Required work: Repeat all entries exactly.

Data for processing:
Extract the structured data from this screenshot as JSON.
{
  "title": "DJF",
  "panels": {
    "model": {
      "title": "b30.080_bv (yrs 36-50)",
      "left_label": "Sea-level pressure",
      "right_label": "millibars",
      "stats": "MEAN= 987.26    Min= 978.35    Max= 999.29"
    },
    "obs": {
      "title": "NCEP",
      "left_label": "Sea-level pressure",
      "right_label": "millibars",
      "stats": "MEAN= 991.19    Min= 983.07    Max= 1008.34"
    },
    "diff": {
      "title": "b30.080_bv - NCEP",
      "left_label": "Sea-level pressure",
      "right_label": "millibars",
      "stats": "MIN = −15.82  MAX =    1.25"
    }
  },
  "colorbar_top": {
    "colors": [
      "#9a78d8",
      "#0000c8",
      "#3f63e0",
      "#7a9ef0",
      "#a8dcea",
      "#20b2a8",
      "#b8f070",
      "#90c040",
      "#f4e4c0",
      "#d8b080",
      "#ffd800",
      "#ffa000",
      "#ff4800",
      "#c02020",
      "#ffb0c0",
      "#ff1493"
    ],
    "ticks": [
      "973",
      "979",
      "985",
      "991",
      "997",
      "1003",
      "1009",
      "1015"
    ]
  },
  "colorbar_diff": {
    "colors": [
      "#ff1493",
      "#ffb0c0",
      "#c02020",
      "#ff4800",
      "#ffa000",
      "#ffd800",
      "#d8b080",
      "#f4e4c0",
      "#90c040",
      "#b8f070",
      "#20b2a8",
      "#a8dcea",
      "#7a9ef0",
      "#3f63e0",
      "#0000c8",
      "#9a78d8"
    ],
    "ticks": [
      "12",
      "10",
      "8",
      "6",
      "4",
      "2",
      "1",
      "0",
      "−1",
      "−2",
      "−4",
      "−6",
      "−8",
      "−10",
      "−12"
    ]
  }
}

Task result:
Extract the structured data from this screenshot as JSON.
{
  "title": "DJF",
  "panels": {
    "model": {
      "title": "b30.080_bv (yrs 36-50)",
      "left_label": "Sea-level pressure",
      "right_label": "millibars",
      "stats": "MEAN= 987.26    Min= 978.35    Max= 999.29"
    },
    "obs": {
      "title": "NCEP",
      "left_label": "Sea-level pressure",
      "right_label": "millibars",
      "stats": "MEAN= 991.19    Min= 983.07    Max= 1008.34"
    },
    "diff": {
      "title": "b30.080_bv - NCEP",
      "left_label": "Sea-level pressure",
      "right_label": "millibars",
      "stats": "MIN = −15.82  MAX =    1.25"
    }
  },
  "colorbar_top": {
    "colors": [
      "#9a78d8",
      "#0000c8",
      "#3f63e0",
      "#7a9ef0",
      "#a8dcea",
      "#20b2a8",
      "#b8f070",
      "#90c040",
      "#f4e4c0",
      "#d8b080",
      "#ffd800",
      "#ffa000",
      "#ff4800",
      "#c02020",
      "#ffb0c0",
      "#ff1493"
    ],
    "ticks": [
      "973",
      "979",
      "985",
      "991",
      "997",
      "1003",
      "1009",
      "1015"
    ]
  },
  "colorbar_diff": {
    "colors": [
      "#ff1493",
      "#ffb0c0",
      "#c02020",
      "#ff4800",
      "#ffa000",
      "#ffd800",
      "#d8b080",
      "#f4e4c0",
      "#90c040",
      "#b8f070",
      "#20b2a8",
      "#a8dcea",
      "#7a9ef0",
      "#3f63e0",
      "#0000c8",
      "#9a78d8"
    ],
    "ticks": [
      "12",
      "10",
      "8",
      "6",
      "4",
      "2",
      "1",
      "0",
      "−1",
      "−2",
      "−4",
      "−6",
      "−8",
      "−10",
      "−12"
    ]
  }
}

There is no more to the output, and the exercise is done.